### REQUIRED WORK:
The entries below contain pictures. Retype everything except those pictures, exactly as given.

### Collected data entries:

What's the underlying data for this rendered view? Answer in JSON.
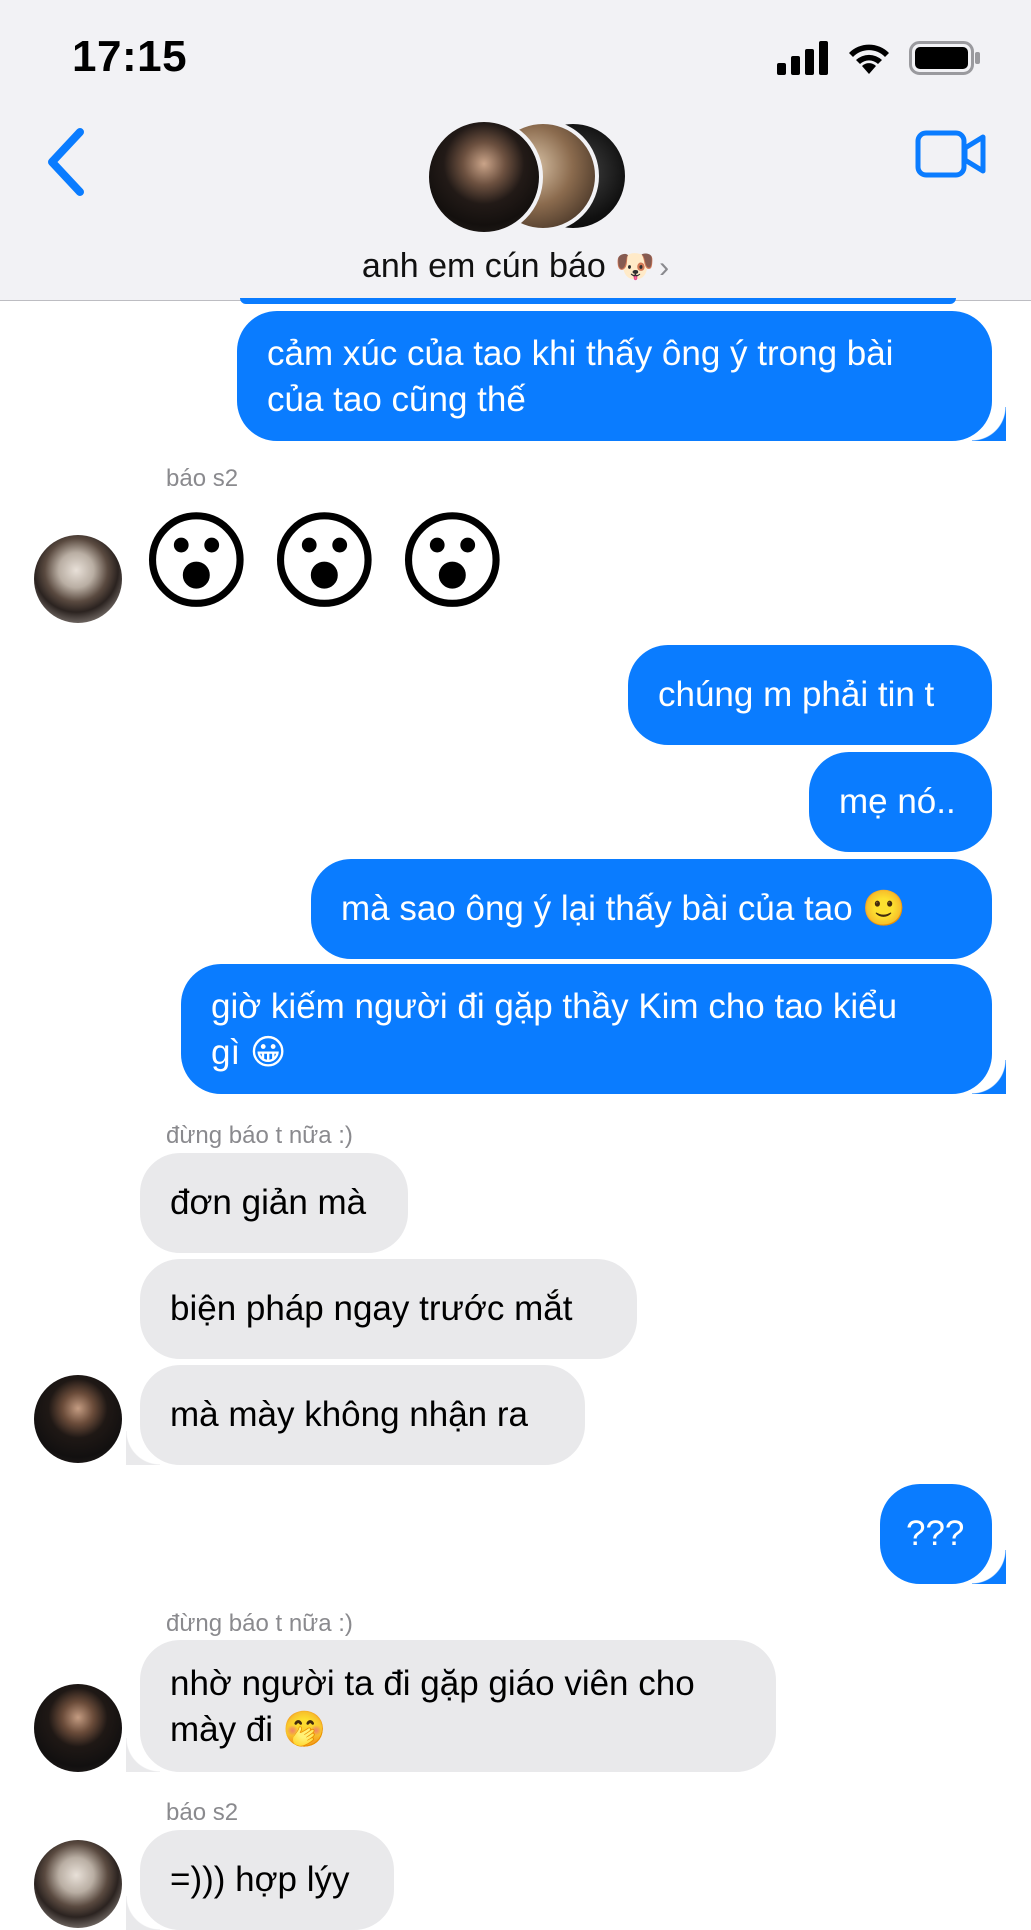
{
  "status_bar": {
    "time": "17:15"
  },
  "header": {
    "group_name": "anh em cún báo",
    "group_emoji": "🐶",
    "icons": {
      "back": "chevron-left-icon",
      "video": "video-camera-icon",
      "chevron": "chevron-right-icon"
    }
  },
  "messages": [
    {
      "dir": "out",
      "lines": [
        "cảm xúc của tao khi thấy ông ý trong bài",
        "của tao cũng thế"
      ]
    },
    {
      "dir": "in",
      "sender": "báo s2",
      "emoji": [
        "😮",
        "😮",
        "😮"
      ]
    },
    {
      "dir": "out",
      "lines": [
        "chúng m phải tin t"
      ]
    },
    {
      "dir": "out",
      "lines": [
        "mẹ nó.."
      ]
    },
    {
      "dir": "out",
      "lines": [
        "mà sao ông ý lại thấy bài của tao 🙂"
      ]
    },
    {
      "dir": "out",
      "lines": [
        "giờ kiếm người đi gặp thầy Kim cho tao kiểu",
        "gì 😀"
      ]
    },
    {
      "dir": "in",
      "sender": "đừng báo t nữa :)",
      "lines": [
        "đơn giản mà"
      ]
    },
    {
      "dir": "in",
      "lines": [
        "biện pháp ngay trước mắt"
      ]
    },
    {
      "dir": "in",
      "lines": [
        "mà mày không nhận ra"
      ]
    },
    {
      "dir": "out",
      "lines": [
        "???"
      ]
    },
    {
      "dir": "in",
      "sender": "đừng báo t nữa :)",
      "lines": [
        "nhờ người ta đi gặp giáo viên cho",
        "mày đi 🤭"
      ]
    },
    {
      "dir": "in",
      "sender": "báo s2",
      "lines": [
        "=))) hợp lýy"
      ]
    }
  ],
  "colors": {
    "outgoing": "#0a7cff",
    "incoming": "#e9e9eb",
    "accent": "#0a7cff"
  }
}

### RESPONSE TO THIS EXERCISE:
What's the underlying data for this rendered view? Answer in JSON.
{
  "status_bar": {
    "time": "17:15"
  },
  "header": {
    "group_name": "anh em cún báo",
    "group_emoji": "🐶",
    "icons": {
      "back": "chevron-left-icon",
      "video": "video-camera-icon",
      "chevron": "chevron-right-icon"
    }
  },
  "messages": [
    {
      "dir": "out",
      "lines": [
        "cảm xúc của tao khi thấy ông ý trong bài",
        "của tao cũng thế"
      ]
    },
    {
      "dir": "in",
      "sender": "báo s2",
      "emoji": [
        "😮",
        "😮",
        "😮"
      ]
    },
    {
      "dir": "out",
      "lines": [
        "chúng m phải tin t"
      ]
    },
    {
      "dir": "out",
      "lines": [
        "mẹ nó.."
      ]
    },
    {
      "dir": "out",
      "lines": [
        "mà sao ông ý lại thấy bài của tao 🙂"
      ]
    },
    {
      "dir": "out",
      "lines": [
        "giờ kiếm người đi gặp thầy Kim cho tao kiểu",
        "gì 😀"
      ]
    },
    {
      "dir": "in",
      "sender": "đừng báo t nữa :)",
      "lines": [
        "đơn giản mà"
      ]
    },
    {
      "dir": "in",
      "lines": [
        "biện pháp ngay trước mắt"
      ]
    },
    {
      "dir": "in",
      "lines": [
        "mà mày không nhận ra"
      ]
    },
    {
      "dir": "out",
      "lines": [
        "???"
      ]
    },
    {
      "dir": "in",
      "sender": "đừng báo t nữa :)",
      "lines": [
        "nhờ người ta đi gặp giáo viên cho",
        "mày đi 🤭"
      ]
    },
    {
      "dir": "in",
      "sender": "báo s2",
      "lines": [
        "=))) hợp lýy"
      ]
    }
  ],
  "colors": {
    "outgoing": "#0a7cff",
    "incoming": "#e9e9eb",
    "accent": "#0a7cff"
  }
}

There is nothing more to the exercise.